INSTRUCTIONS FOR THE TASK: Copy out each line that mentions the word "naturalista".

GIVEN RECORDS:

☆ ☆ ☆ ☆ ☆ ☆ ☆

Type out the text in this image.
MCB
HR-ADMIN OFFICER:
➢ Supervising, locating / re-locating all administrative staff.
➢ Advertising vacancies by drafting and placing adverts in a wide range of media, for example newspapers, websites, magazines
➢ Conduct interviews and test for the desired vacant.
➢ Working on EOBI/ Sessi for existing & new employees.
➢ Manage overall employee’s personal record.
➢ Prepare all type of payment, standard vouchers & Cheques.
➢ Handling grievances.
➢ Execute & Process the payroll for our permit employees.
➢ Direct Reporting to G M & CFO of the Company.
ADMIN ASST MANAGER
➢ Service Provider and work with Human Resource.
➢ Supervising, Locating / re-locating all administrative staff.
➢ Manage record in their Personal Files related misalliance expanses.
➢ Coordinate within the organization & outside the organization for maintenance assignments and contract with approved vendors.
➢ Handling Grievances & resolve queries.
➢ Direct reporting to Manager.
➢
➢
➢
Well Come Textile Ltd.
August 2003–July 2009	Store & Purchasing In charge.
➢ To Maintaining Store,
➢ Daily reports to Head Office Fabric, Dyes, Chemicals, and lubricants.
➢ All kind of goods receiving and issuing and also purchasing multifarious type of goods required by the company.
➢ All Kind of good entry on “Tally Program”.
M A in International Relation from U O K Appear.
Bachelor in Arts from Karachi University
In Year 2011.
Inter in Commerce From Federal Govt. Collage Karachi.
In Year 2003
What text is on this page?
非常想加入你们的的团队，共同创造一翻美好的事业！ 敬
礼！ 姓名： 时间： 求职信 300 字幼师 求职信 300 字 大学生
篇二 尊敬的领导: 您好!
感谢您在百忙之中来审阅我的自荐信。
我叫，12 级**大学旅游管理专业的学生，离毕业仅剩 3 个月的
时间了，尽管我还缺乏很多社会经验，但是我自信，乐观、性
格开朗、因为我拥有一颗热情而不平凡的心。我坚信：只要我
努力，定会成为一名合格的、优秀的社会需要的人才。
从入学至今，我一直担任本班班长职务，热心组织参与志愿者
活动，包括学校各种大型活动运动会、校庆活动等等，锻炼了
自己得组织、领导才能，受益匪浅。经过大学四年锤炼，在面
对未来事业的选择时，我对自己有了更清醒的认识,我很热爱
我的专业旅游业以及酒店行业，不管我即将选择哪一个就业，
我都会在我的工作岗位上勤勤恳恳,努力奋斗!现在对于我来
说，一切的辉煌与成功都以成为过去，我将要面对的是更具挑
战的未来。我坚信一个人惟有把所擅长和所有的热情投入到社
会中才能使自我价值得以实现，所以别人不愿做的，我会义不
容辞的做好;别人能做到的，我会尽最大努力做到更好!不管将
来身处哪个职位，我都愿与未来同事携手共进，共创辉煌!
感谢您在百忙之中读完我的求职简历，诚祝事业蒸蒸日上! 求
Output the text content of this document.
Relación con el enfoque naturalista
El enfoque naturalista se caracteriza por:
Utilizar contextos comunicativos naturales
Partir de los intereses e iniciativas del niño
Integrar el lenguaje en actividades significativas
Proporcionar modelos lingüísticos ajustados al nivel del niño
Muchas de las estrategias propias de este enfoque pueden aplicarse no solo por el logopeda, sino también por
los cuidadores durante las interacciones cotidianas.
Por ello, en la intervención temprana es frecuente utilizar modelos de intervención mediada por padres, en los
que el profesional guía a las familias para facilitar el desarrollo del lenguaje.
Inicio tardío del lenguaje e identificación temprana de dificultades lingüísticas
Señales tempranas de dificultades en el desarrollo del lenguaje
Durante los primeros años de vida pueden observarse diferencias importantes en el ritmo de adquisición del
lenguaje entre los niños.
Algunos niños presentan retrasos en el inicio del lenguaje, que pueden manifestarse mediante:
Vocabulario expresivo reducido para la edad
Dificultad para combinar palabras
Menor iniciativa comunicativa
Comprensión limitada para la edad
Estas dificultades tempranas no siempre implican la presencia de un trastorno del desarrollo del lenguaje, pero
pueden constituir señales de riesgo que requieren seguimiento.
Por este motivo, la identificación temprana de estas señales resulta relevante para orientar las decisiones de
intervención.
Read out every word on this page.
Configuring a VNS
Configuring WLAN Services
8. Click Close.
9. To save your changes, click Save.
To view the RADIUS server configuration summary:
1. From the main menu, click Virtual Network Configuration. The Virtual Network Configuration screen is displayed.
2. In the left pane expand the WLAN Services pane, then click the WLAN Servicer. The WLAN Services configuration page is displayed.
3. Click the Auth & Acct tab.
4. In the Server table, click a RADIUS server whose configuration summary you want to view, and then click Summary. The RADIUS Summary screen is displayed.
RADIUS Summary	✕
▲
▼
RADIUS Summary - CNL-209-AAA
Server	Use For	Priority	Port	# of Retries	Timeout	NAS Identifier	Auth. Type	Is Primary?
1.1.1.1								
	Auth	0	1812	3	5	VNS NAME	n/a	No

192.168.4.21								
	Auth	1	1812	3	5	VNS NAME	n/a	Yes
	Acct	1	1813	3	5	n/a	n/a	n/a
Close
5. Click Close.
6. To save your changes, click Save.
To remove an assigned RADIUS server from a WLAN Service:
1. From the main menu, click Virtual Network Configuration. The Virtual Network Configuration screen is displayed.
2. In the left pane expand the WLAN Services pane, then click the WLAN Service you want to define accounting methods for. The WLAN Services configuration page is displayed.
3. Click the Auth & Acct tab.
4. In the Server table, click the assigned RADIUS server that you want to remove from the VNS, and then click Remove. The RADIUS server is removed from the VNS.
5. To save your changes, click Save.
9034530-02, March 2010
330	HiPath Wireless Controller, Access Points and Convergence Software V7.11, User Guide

☆ ☆ ☆ ☆ ☆ ☆ ☆

REPLY:
Relación con el enfoque naturalista
El enfoque naturalista se caracteriza por:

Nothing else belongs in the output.